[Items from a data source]
%%
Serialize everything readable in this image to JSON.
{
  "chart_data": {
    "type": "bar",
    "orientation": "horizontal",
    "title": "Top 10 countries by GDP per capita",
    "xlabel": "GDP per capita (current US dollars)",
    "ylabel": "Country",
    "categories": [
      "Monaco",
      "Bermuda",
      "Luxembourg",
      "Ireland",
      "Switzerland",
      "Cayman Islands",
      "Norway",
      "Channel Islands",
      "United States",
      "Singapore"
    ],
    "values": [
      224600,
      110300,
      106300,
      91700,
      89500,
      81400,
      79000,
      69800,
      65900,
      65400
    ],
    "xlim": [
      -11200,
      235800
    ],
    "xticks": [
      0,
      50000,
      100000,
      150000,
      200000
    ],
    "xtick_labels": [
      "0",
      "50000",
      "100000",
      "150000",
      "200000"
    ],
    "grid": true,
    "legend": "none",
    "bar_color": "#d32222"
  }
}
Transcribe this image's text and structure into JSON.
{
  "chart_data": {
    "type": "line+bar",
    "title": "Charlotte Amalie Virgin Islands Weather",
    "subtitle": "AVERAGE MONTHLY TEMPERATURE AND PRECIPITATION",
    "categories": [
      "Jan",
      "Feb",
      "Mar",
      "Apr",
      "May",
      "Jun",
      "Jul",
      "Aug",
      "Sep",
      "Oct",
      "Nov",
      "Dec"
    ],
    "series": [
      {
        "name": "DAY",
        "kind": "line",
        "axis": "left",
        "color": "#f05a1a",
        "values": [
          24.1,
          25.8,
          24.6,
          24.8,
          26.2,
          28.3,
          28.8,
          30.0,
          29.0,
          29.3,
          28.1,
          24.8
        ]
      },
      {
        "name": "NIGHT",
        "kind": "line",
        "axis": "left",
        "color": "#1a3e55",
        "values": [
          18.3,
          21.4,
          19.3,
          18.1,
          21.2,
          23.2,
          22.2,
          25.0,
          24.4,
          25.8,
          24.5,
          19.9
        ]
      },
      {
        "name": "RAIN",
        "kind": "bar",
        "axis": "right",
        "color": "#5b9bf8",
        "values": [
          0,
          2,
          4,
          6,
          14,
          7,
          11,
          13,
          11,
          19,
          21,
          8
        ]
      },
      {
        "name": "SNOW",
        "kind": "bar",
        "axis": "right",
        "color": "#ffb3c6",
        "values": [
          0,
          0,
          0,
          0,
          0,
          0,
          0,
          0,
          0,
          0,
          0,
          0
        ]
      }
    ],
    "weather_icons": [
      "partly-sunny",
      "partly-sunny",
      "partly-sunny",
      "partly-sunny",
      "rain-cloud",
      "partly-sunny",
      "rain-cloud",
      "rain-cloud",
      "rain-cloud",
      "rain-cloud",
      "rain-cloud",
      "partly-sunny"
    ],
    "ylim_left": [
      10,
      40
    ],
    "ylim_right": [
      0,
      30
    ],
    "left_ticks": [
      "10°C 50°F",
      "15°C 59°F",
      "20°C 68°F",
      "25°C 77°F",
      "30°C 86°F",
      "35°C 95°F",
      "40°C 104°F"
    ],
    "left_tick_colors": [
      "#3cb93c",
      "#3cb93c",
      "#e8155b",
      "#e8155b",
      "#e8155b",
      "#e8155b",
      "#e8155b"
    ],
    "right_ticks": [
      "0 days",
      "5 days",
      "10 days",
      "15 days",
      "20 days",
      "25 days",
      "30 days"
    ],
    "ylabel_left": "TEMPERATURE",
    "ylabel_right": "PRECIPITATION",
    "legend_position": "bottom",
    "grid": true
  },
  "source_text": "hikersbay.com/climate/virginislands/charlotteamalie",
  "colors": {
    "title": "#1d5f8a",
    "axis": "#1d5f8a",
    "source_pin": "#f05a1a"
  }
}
%%
EXERCISE INSTRUCTIONS -> Copy each entry exactly, with nothing added or dropped.

COMPLETE OUTPUT ->
Serialize everything readable in this image to JSON.
{
  "chart_data": {
    "type": "bar",
    "orientation": "horizontal",
    "title": "Top 10 countries by GDP per capita",
    "xlabel": "GDP per capita (current US dollars)",
    "ylabel": "Country",
    "categories": [
      "Monaco",
      "Bermuda",
      "Luxembourg",
      "Ireland",
      "Switzerland",
      "Cayman Islands",
      "Norway",
      "Channel Islands",
      "United States",
      "Singapore"
    ],
    "values": [
      224600,
      110300,
      106300,
      91700,
      89500,
      81400,
      79000,
      69800,
      65900,
      65400
    ],
    "xlim": [
      -11200,
      235800
    ],
    "xticks": [
      0,
      50000,
      100000,
      150000,
      200000
    ],
    "xtick_labels": [
      "0",
      "50000",
      "100000",
      "150000",
      "200000"
    ],
    "grid": true,
    "legend": "none",
    "bar_color": "#d32222"
  }
}
Transcribe this image's text and structure into JSON.
{
  "chart_data": {
    "type": "line+bar",
    "title": "Charlotte Amalie Virgin Islands Weather",
    "subtitle": "AVERAGE MONTHLY TEMPERATURE AND PRECIPITATION",
    "categories": [
      "Jan",
      "Feb",
      "Mar",
      "Apr",
      "May",
      "Jun",
      "Jul",
      "Aug",
      "Sep",
      "Oct",
      "Nov",
      "Dec"
    ],
    "series": [
      {
        "name": "DAY",
        "kind": "line",
        "axis": "left",
        "color": "#f05a1a",
        "values": [
          24.1,
          25.8,
          24.6,
          24.8,
          26.2,
          28.3,
          28.8,
          30.0,
          29.0,
          29.3,
          28.1,
          24.8
        ]
      },
      {
        "name": "NIGHT",
        "kind": "line",
        "axis": "left",
        "color": "#1a3e55",
        "values": [
          18.3,
          21.4,
          19.3,
          18.1,
          21.2,
          23.2,
          22.2,
          25.0,
          24.4,
          25.8,
          24.5,
          19.9
        ]
      },
      {
        "name": "RAIN",
        "kind": "bar",
        "axis": "right",
        "color": "#5b9bf8",
        "values": [
          0,
          2,
          4,
          6,
          14,
          7,
          11,
          13,
          11,
          19,
          21,
          8
        ]
      },
      {
        "name": "SNOW",
        "kind": "bar",
        "axis": "right",
        "color": "#ffb3c6",
        "values": [
          0,
          0,
          0,
          0,
          0,
          0,
          0,
          0,
          0,
          0,
          0,
          0
        ]
      }
    ],
    "weather_icons": [
      "partly-sunny",
      "partly-sunny",
      "partly-sunny",
      "partly-sunny",
      "rain-cloud",
      "partly-sunny",
      "rain-cloud",
      "rain-cloud",
      "rain-cloud",
      "rain-cloud",
      "rain-cloud",
      "partly-sunny"
    ],
    "ylim_left": [
      10,
      40
    ],
    "ylim_right": [
      0,
      30
    ],
    "left_ticks": [
      "10°C 50°F",
      "15°C 59°F",
      "20°C 68°F",
      "25°C 77°F",
      "30°C 86°F",
      "35°C 95°F",
      "40°C 104°F"
    ],
    "left_tick_colors": [
      "#3cb93c",
      "#3cb93c",
      "#e8155b",
      "#e8155b",
      "#e8155b",
      "#e8155b",
      "#e8155b"
    ],
    "right_ticks": [
      "0 days",
      "5 days",
      "10 days",
      "15 days",
      "20 days",
      "25 days",
      "30 days"
    ],
    "ylabel_left": "TEMPERATURE",
    "ylabel_right": "PRECIPITATION",
    "legend_position": "bottom",
    "grid": true
  },
  "source_text": "hikersbay.com/climate/virginislands/charlotteamalie",
  "colors": {
    "title": "#1d5f8a",
    "axis": "#1d5f8a",
    "source_pin": "#f05a1a"
  }
}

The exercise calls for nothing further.